## The request
Transcribe all of the material below word for word and leave out its pictures.

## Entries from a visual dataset
## START
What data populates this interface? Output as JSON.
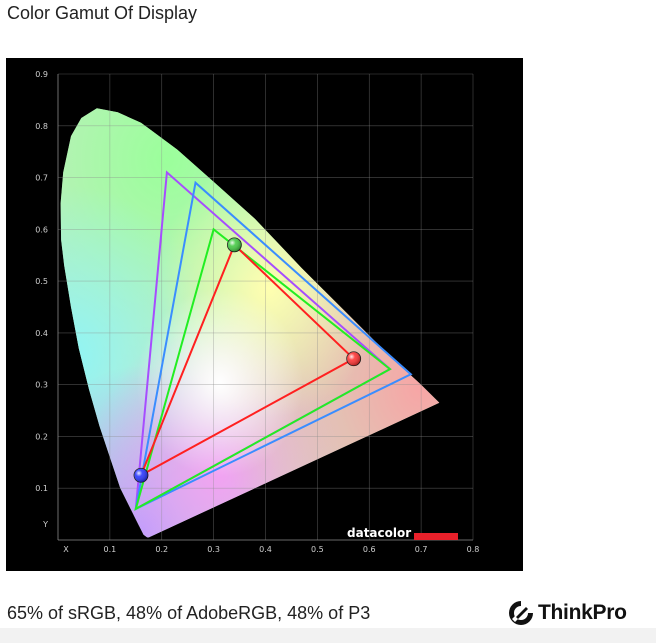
{
  "page": {
    "title": "Color Gamut Of Display",
    "caption": "65% of sRGB, 48% of AdobeRGB, 48% of P3",
    "logo_text": "ThinkPro",
    "logo_icon": "thinkpro-logo-icon"
  },
  "chart_data": {
    "type": "scatter",
    "title": "",
    "xlabel": "X",
    "ylabel": "Y",
    "xlim": [
      0,
      0.8
    ],
    "ylim": [
      0,
      0.9
    ],
    "grid": true,
    "x_ticks": [
      "0.1",
      "0.2",
      "0.3",
      "0.4",
      "0.5",
      "0.6",
      "0.7",
      "0.8"
    ],
    "y_ticks": [
      "0.1",
      "0.2",
      "0.3",
      "0.4",
      "0.5",
      "0.6",
      "0.7",
      "0.8",
      "0.9"
    ],
    "background_color": "#000000",
    "watermark": "datacolor",
    "watermark_bar_color": "#e8202a",
    "spectral_locus": [
      [
        0.175,
        0.005
      ],
      [
        0.172,
        0.005
      ],
      [
        0.165,
        0.01
      ],
      [
        0.155,
        0.03
      ],
      [
        0.14,
        0.06
      ],
      [
        0.12,
        0.1
      ],
      [
        0.1,
        0.16
      ],
      [
        0.08,
        0.22
      ],
      [
        0.06,
        0.29
      ],
      [
        0.04,
        0.37
      ],
      [
        0.025,
        0.45
      ],
      [
        0.012,
        0.53
      ],
      [
        0.006,
        0.58
      ],
      [
        0.005,
        0.65
      ],
      [
        0.01,
        0.71
      ],
      [
        0.025,
        0.78
      ],
      [
        0.045,
        0.815
      ],
      [
        0.075,
        0.834
      ],
      [
        0.115,
        0.826
      ],
      [
        0.16,
        0.806
      ],
      [
        0.23,
        0.754
      ],
      [
        0.3,
        0.692
      ],
      [
        0.38,
        0.62
      ],
      [
        0.47,
        0.525
      ],
      [
        0.56,
        0.435
      ],
      [
        0.64,
        0.355
      ],
      [
        0.7,
        0.3
      ],
      [
        0.735,
        0.265
      ]
    ],
    "series": [
      {
        "name": "",
        "color": "#a64dff",
        "points": [
          [
            0.64,
            0.33
          ],
          [
            0.21,
            0.71
          ],
          [
            0.15,
            0.06
          ]
        ]
      },
      {
        "name": "",
        "color": "#3a8dff",
        "points": [
          [
            0.68,
            0.32
          ],
          [
            0.265,
            0.69
          ],
          [
            0.15,
            0.06
          ]
        ]
      },
      {
        "name": "",
        "color": "#22ee22",
        "points": [
          [
            0.64,
            0.33
          ],
          [
            0.3,
            0.6
          ],
          [
            0.15,
            0.06
          ]
        ]
      },
      {
        "name": "",
        "color": "#ff2020",
        "points": [
          [
            0.57,
            0.35
          ],
          [
            0.34,
            0.57
          ],
          [
            0.16,
            0.125
          ]
        ]
      }
    ],
    "measured_primaries": [
      {
        "color": "red",
        "fill": "#ff2a2a",
        "x": 0.57,
        "y": 0.35
      },
      {
        "color": "green",
        "fill": "#3cc83c",
        "x": 0.34,
        "y": 0.57
      },
      {
        "color": "blue",
        "fill": "#1f2cff",
        "x": 0.16,
        "y": 0.125
      }
    ]
  }
}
## END
## Written reply
What data populates this interface? Output as JSON.
{
  "page": {
    "title": "Color Gamut Of Display",
    "caption": "65% of sRGB, 48% of AdobeRGB, 48% of P3",
    "logo_text": "ThinkPro",
    "logo_icon": "thinkpro-logo-icon"
  },
  "chart_data": {
    "type": "scatter",
    "title": "",
    "xlabel": "X",
    "ylabel": "Y",
    "xlim": [
      0,
      0.8
    ],
    "ylim": [
      0,
      0.9
    ],
    "grid": true,
    "x_ticks": [
      "0.1",
      "0.2",
      "0.3",
      "0.4",
      "0.5",
      "0.6",
      "0.7",
      "0.8"
    ],
    "y_ticks": [
      "0.1",
      "0.2",
      "0.3",
      "0.4",
      "0.5",
      "0.6",
      "0.7",
      "0.8",
      "0.9"
    ],
    "background_color": "#000000",
    "watermark": "datacolor",
    "watermark_bar_color": "#e8202a",
    "spectral_locus": [
      [
        0.175,
        0.005
      ],
      [
        0.172,
        0.005
      ],
      [
        0.165,
        0.01
      ],
      [
        0.155,
        0.03
      ],
      [
        0.14,
        0.06
      ],
      [
        0.12,
        0.1
      ],
      [
        0.1,
        0.16
      ],
      [
        0.08,
        0.22
      ],
      [
        0.06,
        0.29
      ],
      [
        0.04,
        0.37
      ],
      [
        0.025,
        0.45
      ],
      [
        0.012,
        0.53
      ],
      [
        0.006,
        0.58
      ],
      [
        0.005,
        0.65
      ],
      [
        0.01,
        0.71
      ],
      [
        0.025,
        0.78
      ],
      [
        0.045,
        0.815
      ],
      [
        0.075,
        0.834
      ],
      [
        0.115,
        0.826
      ],
      [
        0.16,
        0.806
      ],
      [
        0.23,
        0.754
      ],
      [
        0.3,
        0.692
      ],
      [
        0.38,
        0.62
      ],
      [
        0.47,
        0.525
      ],
      [
        0.56,
        0.435
      ],
      [
        0.64,
        0.355
      ],
      [
        0.7,
        0.3
      ],
      [
        0.735,
        0.265
      ]
    ],
    "series": [
      {
        "name": "",
        "color": "#a64dff",
        "points": [
          [
            0.64,
            0.33
          ],
          [
            0.21,
            0.71
          ],
          [
            0.15,
            0.06
          ]
        ]
      },
      {
        "name": "",
        "color": "#3a8dff",
        "points": [
          [
            0.68,
            0.32
          ],
          [
            0.265,
            0.69
          ],
          [
            0.15,
            0.06
          ]
        ]
      },
      {
        "name": "",
        "color": "#22ee22",
        "points": [
          [
            0.64,
            0.33
          ],
          [
            0.3,
            0.6
          ],
          [
            0.15,
            0.06
          ]
        ]
      },
      {
        "name": "",
        "color": "#ff2020",
        "points": [
          [
            0.57,
            0.35
          ],
          [
            0.34,
            0.57
          ],
          [
            0.16,
            0.125
          ]
        ]
      }
    ],
    "measured_primaries": [
      {
        "color": "red",
        "fill": "#ff2a2a",
        "x": 0.57,
        "y": 0.35
      },
      {
        "color": "green",
        "fill": "#3cc83c",
        "x": 0.34,
        "y": 0.57
      },
      {
        "color": "blue",
        "fill": "#1f2cff",
        "x": 0.16,
        "y": 0.125
      }
    ]
  }
}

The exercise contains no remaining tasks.